WORK REQUIRED
Output each line of the material exactly as it stands.

DATA EXCERPTS

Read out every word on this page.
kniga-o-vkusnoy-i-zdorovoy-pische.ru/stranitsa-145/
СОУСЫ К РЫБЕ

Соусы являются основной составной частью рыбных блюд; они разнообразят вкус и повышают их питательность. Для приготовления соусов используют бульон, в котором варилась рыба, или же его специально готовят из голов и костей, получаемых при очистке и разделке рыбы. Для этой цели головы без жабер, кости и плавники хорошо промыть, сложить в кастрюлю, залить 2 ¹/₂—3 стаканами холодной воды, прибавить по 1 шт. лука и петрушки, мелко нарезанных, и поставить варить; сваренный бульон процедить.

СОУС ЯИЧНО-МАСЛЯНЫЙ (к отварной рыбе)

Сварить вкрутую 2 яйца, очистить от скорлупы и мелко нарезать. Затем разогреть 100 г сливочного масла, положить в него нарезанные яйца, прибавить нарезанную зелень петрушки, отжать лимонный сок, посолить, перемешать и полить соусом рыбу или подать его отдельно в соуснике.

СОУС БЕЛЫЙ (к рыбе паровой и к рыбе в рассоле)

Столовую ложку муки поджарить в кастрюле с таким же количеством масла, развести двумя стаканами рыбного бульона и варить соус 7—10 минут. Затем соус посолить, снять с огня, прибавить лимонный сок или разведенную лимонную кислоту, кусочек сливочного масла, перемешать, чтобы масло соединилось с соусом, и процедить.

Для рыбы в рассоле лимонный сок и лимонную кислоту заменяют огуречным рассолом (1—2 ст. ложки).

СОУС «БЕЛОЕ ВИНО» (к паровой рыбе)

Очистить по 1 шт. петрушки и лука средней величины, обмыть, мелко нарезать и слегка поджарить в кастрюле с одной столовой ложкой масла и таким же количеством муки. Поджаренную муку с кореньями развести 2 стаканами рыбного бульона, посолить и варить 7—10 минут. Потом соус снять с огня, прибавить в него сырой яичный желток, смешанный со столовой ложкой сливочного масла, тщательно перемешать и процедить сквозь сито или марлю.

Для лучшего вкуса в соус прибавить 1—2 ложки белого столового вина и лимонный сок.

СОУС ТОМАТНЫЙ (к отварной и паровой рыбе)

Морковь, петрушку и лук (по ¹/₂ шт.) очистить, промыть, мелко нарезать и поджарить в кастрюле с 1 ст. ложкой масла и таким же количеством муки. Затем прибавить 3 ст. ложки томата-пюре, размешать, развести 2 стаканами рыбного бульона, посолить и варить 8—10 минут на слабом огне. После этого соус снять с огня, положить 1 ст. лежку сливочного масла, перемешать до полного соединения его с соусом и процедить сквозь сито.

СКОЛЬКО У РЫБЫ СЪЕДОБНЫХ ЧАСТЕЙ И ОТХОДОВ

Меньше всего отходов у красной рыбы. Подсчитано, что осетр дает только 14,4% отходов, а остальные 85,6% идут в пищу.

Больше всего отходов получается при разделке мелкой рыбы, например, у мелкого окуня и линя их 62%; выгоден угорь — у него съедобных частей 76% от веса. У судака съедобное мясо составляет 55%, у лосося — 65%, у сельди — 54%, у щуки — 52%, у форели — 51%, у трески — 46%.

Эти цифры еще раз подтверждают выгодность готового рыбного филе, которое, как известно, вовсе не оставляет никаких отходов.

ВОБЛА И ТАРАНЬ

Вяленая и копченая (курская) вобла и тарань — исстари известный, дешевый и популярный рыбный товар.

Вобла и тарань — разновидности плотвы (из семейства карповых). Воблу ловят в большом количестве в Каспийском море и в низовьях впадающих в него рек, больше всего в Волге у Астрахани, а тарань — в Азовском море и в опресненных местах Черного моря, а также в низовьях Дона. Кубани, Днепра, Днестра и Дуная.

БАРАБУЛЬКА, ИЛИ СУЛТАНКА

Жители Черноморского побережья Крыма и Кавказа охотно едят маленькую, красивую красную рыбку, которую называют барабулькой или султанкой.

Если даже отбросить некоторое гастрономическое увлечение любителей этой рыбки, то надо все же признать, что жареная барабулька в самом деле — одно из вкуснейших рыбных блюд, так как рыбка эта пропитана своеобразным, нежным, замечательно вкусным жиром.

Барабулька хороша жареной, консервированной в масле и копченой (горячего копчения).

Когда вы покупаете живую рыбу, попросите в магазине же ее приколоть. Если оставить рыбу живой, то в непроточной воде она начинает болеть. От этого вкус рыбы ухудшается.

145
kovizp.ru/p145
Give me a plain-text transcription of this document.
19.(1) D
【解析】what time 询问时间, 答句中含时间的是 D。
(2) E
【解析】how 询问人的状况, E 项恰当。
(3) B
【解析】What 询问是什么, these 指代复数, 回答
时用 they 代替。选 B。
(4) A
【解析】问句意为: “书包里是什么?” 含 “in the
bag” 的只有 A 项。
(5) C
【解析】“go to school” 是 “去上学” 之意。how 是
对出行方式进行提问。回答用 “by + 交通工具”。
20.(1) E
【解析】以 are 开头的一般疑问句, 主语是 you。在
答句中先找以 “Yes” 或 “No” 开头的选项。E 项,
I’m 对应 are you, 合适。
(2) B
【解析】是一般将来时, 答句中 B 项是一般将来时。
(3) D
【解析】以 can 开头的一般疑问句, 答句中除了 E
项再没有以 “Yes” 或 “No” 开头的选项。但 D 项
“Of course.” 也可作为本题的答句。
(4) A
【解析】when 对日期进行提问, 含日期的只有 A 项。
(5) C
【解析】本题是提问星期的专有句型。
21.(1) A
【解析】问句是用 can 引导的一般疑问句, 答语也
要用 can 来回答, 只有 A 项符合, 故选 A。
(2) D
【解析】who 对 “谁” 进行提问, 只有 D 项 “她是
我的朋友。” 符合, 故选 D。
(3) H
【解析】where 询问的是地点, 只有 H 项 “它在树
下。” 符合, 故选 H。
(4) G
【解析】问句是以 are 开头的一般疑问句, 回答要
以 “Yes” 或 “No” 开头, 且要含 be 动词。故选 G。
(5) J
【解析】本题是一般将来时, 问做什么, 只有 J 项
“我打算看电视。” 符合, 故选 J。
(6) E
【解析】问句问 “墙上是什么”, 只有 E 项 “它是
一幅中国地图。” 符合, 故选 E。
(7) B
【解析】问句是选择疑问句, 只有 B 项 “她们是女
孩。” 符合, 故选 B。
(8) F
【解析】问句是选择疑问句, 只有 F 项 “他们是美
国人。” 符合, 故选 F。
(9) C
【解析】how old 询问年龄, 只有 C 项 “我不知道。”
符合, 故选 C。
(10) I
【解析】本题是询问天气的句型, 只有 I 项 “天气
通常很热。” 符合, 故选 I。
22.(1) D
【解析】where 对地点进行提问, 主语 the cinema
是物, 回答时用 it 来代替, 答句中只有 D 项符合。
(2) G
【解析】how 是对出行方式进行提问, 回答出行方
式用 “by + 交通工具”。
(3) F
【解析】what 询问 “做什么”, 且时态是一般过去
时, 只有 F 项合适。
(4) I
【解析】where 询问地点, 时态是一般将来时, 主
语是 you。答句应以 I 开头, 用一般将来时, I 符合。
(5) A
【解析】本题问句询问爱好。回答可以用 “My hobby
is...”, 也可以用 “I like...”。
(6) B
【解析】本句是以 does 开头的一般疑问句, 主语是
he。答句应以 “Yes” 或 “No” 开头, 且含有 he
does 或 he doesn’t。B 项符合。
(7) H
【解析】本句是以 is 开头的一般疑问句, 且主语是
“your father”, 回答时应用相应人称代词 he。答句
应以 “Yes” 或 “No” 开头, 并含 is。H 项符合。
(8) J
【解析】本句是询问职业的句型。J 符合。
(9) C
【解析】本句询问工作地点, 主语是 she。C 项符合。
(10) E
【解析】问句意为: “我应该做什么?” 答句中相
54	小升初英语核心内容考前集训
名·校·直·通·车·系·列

FINAL ANSWER
Read out every word on this page.
kniga-o-vkusnoy-i-zdorovoy-pische.ru/stranitsa-145/
СОУСЫ К РЫБЕ

Соусы являются основной составной частью рыбных блюд; они разнообразят вкус и повышают их питательность. Для приготовления соусов используют бульон, в котором варилась рыба, или же его специально готовят из голов и костей, получаемых при очистке и разделке рыбы. Для этой цели головы без жабер, кости и плавники хорошо промыть, сложить в кастрюлю, залить 2 ¹/₂—3 стаканами холодной воды, прибавить по 1 шт. лука и петрушки, мелко нарезанных, и поставить варить; сваренный бульон процедить.

СОУС ЯИЧНО-МАСЛЯНЫЙ (к отварной рыбе)

Сварить вкрутую 2 яйца, очистить от скорлупы и мелко нарезать. Затем разогреть 100 г сливочного масла, положить в него нарезанные яйца, прибавить нарезанную зелень петрушки, отжать лимонный сок, посолить, перемешать и полить соусом рыбу или подать его отдельно в соуснике.

СОУС БЕЛЫЙ (к рыбе паровой и к рыбе в рассоле)

Столовую ложку муки поджарить в кастрюле с таким же количеством масла, развести двумя стаканами рыбного бульона и варить соус 7—10 минут. Затем соус посолить, снять с огня, прибавить лимонный сок или разведенную лимонную кислоту, кусочек сливочного масла, перемешать, чтобы масло соединилось с соусом, и процедить.

Для рыбы в рассоле лимонный сок и лимонную кислоту заменяют огуречным рассолом (1—2 ст. ложки).

СОУС «БЕЛОЕ ВИНО» (к паровой рыбе)

Очистить по 1 шт. петрушки и лука средней величины, обмыть, мелко нарезать и слегка поджарить в кастрюле с одной столовой ложкой масла и таким же количеством муки. Поджаренную муку с кореньями развести 2 стаканами рыбного бульона, посолить и варить 7—10 минут. Потом соус снять с огня, прибавить в него сырой яичный желток, смешанный со столовой ложкой сливочного масла, тщательно перемешать и процедить сквозь сито или марлю.

Для лучшего вкуса в соус прибавить 1—2 ложки белого столового вина и лимонный сок.

СОУС ТОМАТНЫЙ (к отварной и паровой рыбе)

Морковь, петрушку и лук (по ¹/₂ шт.) очистить, промыть, мелко нарезать и поджарить в кастрюле с 1 ст. ложкой масла и таким же количеством муки. Затем прибавить 3 ст. ложки томата-пюре, размешать, развести 2 стаканами рыбного бульона, посолить и варить 8—10 минут на слабом огне. После этого соус снять с огня, положить 1 ст. лежку сливочного масла, перемешать до полного соединения его с соусом и процедить сквозь сито.

СКОЛЬКО У РЫБЫ СЪЕДОБНЫХ ЧАСТЕЙ И ОТХОДОВ

Меньше всего отходов у красной рыбы. Подсчитано, что осетр дает только 14,4% отходов, а остальные 85,6% идут в пищу.

Больше всего отходов получается при разделке мелкой рыбы, например, у мелкого окуня и линя их 62%; выгоден угорь — у него съедобных частей 76% от веса. У судака съедобное мясо составляет 55%, у лосося — 65%, у сельди — 54%, у щуки — 52%, у форели — 51%, у трески — 46%.

Эти цифры еще раз подтверждают выгодность готового рыбного филе, которое, как известно, вовсе не оставляет никаких отходов.

ВОБЛА И ТАРАНЬ

Вяленая и копченая (курская) вобла и тарань — исстари известный, дешевый и популярный рыбный товар.

Вобла и тарань — разновидности плотвы (из семейства карповых). Воблу ловят в большом количестве в Каспийском море и в низовьях впадающих в него рек, больше всего в Волге у Астрахани, а тарань — в Азовском море и в опресненных местах Черного моря, а также в низовьях Дона. Кубани, Днепра, Днестра и Дуная.

БАРАБУЛЬКА, ИЛИ СУЛТАНКА

Жители Черноморского побережья Крыма и Кавказа охотно едят маленькую, красивую красную рыбку, которую называют барабулькой или султанкой.

Если даже отбросить некоторое гастрономическое увлечение любителей этой рыбки, то надо все же признать, что жареная барабулька в самом деле — одно из вкуснейших рыбных блюд, так как рыбка эта пропитана своеобразным, нежным, замечательно вкусным жиром.

Барабулька хороша жареной, консервированной в масле и копченой (горячего копчения).

Когда вы покупаете живую рыбу, попросите в магазине же ее приколоть. Если оставить рыбу живой, то в непроточной воде она начинает болеть. От этого вкус рыбы ухудшается.

145
kovizp.ru/p145
Give me a plain-text transcription of this document.
19.(1) D
【解析】what time 询问时间, 答句中含时间的是 D。
(2) E
【解析】how 询问人的状况, E 项恰当。
(3) B
【解析】What 询问是什么, these 指代复数, 回答
时用 they 代替。选 B。
(4) A
【解析】问句意为: “书包里是什么?” 含 “in the
bag” 的只有 A 项。
(5) C
【解析】“go to school” 是 “去上学” 之意。how 是
对出行方式进行提问。回答用 “by + 交通工具”。
20.(1) E
【解析】以 are 开头的一般疑问句, 主语是 you。在
答句中先找以 “Yes” 或 “No” 开头的选项。E 项,
I’m 对应 are you, 合适。
(2) B
【解析】是一般将来时, 答句中 B 项是一般将来时。
(3) D
【解析】以 can 开头的一般疑问句, 答句中除了 E
项再没有以 “Yes” 或 “No” 开头的选项。但 D 项
“Of course.” 也可作为本题的答句。
(4) A
【解析】when 对日期进行提问, 含日期的只有 A 项。
(5) C
【解析】本题是提问星期的专有句型。
21.(1) A
【解析】问句是用 can 引导的一般疑问句, 答语也
要用 can 来回答, 只有 A 项符合, 故选 A。
(2) D
【解析】who 对 “谁” 进行提问, 只有 D 项 “她是
我的朋友。” 符合, 故选 D。
(3) H
【解析】where 询问的是地点, 只有 H 项 “它在树
下。” 符合, 故选 H。
(4) G
【解析】问句是以 are 开头的一般疑问句, 回答要
以 “Yes” 或 “No” 开头, 且要含 be 动词。故选 G。
(5) J
【解析】本题是一般将来时, 问做什么, 只有 J 项
“我打算看电视。” 符合, 故选 J。
(6) E
【解析】问句问 “墙上是什么”, 只有 E 项 “它是
一幅中国地图。” 符合, 故选 E。
(7) B
【解析】问句是选择疑问句, 只有 B 项 “她们是女
孩。” 符合, 故选 B。
(8) F
【解析】问句是选择疑问句, 只有 F 项 “他们是美
国人。” 符合, 故选 F。
(9) C
【解析】how old 询问年龄, 只有 C 项 “我不知道。”
符合, 故选 C。
(10) I
【解析】本题是询问天气的句型, 只有 I 项 “天气
通常很热。” 符合, 故选 I。
22.(1) D
【解析】where 对地点进行提问, 主语 the cinema
是物, 回答时用 it 来代替, 答句中只有 D 项符合。
(2) G
【解析】how 是对出行方式进行提问, 回答出行方
式用 “by + 交通工具”。
(3) F
【解析】what 询问 “做什么”, 且时态是一般过去
时, 只有 F 项合适。
(4) I
【解析】where 询问地点, 时态是一般将来时, 主
语是 you。答句应以 I 开头, 用一般将来时, I 符合。
(5) A
【解析】本题问句询问爱好。回答可以用 “My hobby
is...”, 也可以用 “I like...”。
(6) B
【解析】本句是以 does 开头的一般疑问句, 主语是
he。答句应以 “Yes” 或 “No” 开头, 且含有 he
does 或 he doesn’t。B 项符合。
(7) H
【解析】本句是以 is 开头的一般疑问句, 且主语是
“your father”, 回答时应用相应人称代词 he。答句
应以 “Yes” 或 “No” 开头, 并含 is。H 项符合。
(8) J
【解析】本句是询问职业的句型。J 符合。
(9) C
【解析】本句询问工作地点, 主语是 she。C 项符合。
(10) E
【解析】问句意为: “我应该做什么?” 答句中相
54	小升初英语核心内容考前集训
名·校·直·通·车·系·列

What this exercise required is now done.